Exercise:
The records below must be output exactly, without pictures.

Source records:
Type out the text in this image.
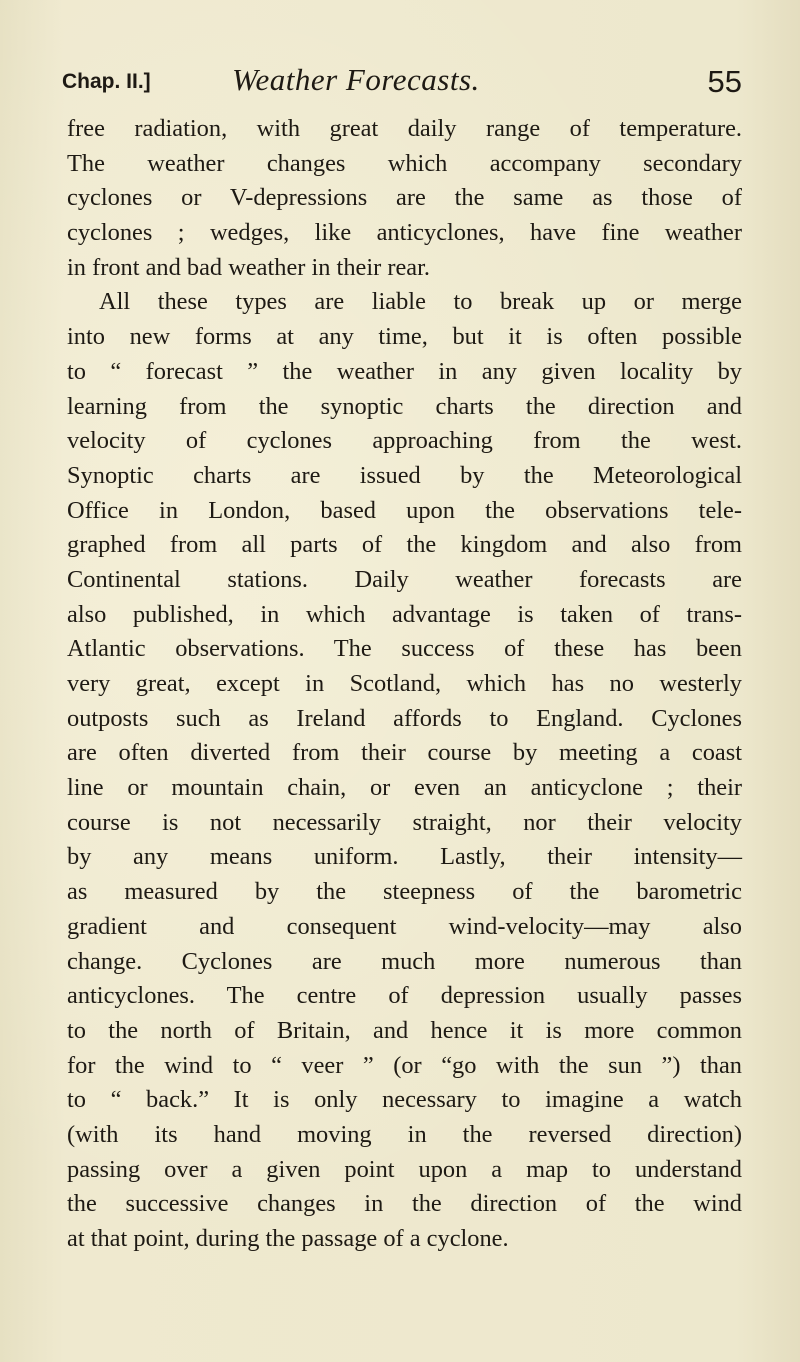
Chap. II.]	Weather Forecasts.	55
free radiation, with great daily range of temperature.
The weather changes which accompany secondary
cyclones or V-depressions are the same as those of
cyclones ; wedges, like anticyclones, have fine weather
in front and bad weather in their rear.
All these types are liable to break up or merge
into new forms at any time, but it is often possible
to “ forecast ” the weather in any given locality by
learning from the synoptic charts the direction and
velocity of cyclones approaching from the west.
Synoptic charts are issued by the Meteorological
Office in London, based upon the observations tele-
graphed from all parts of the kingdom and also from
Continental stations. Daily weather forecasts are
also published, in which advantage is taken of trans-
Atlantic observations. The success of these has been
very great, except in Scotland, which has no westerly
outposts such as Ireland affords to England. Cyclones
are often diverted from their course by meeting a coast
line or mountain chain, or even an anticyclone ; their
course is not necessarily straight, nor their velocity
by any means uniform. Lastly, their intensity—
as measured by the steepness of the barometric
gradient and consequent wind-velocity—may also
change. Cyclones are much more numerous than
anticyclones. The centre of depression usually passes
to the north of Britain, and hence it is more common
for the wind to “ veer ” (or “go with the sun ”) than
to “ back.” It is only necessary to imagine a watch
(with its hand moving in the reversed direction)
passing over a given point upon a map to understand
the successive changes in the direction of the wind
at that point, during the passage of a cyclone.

Problem solution:
Type out the text in this image.
Chap. II.]	Weather Forecasts.	55
free radiation, with great daily range of temperature.
The weather changes which accompany secondary
cyclones or V-depressions are the same as those of
cyclones ; wedges, like anticyclones, have fine weather
in front and bad weather in their rear.
All these types are liable to break up or merge
into new forms at any time, but it is often possible
to “ forecast ” the weather in any given locality by
learning from the synoptic charts the direction and
velocity of cyclones approaching from the west.
Synoptic charts are issued by the Meteorological
Office in London, based upon the observations tele-
graphed from all parts of the kingdom and also from
Continental stations. Daily weather forecasts are
also published, in which advantage is taken of trans-
Atlantic observations. The success of these has been
very great, except in Scotland, which has no westerly
outposts such as Ireland affords to England. Cyclones
are often diverted from their course by meeting a coast
line or mountain chain, or even an anticyclone ; their
course is not necessarily straight, nor their velocity
by any means uniform. Lastly, their intensity—
as measured by the steepness of the barometric
gradient and consequent wind-velocity—may also
change. Cyclones are much more numerous than
anticyclones. The centre of depression usually passes
to the north of Britain, and hence it is more common
for the wind to “ veer ” (or “go with the sun ”) than
to “ back.” It is only necessary to imagine a watch
(with its hand moving in the reversed direction)
passing over a given point upon a map to understand
the successive changes in the direction of the wind
at that point, during the passage of a cyclone.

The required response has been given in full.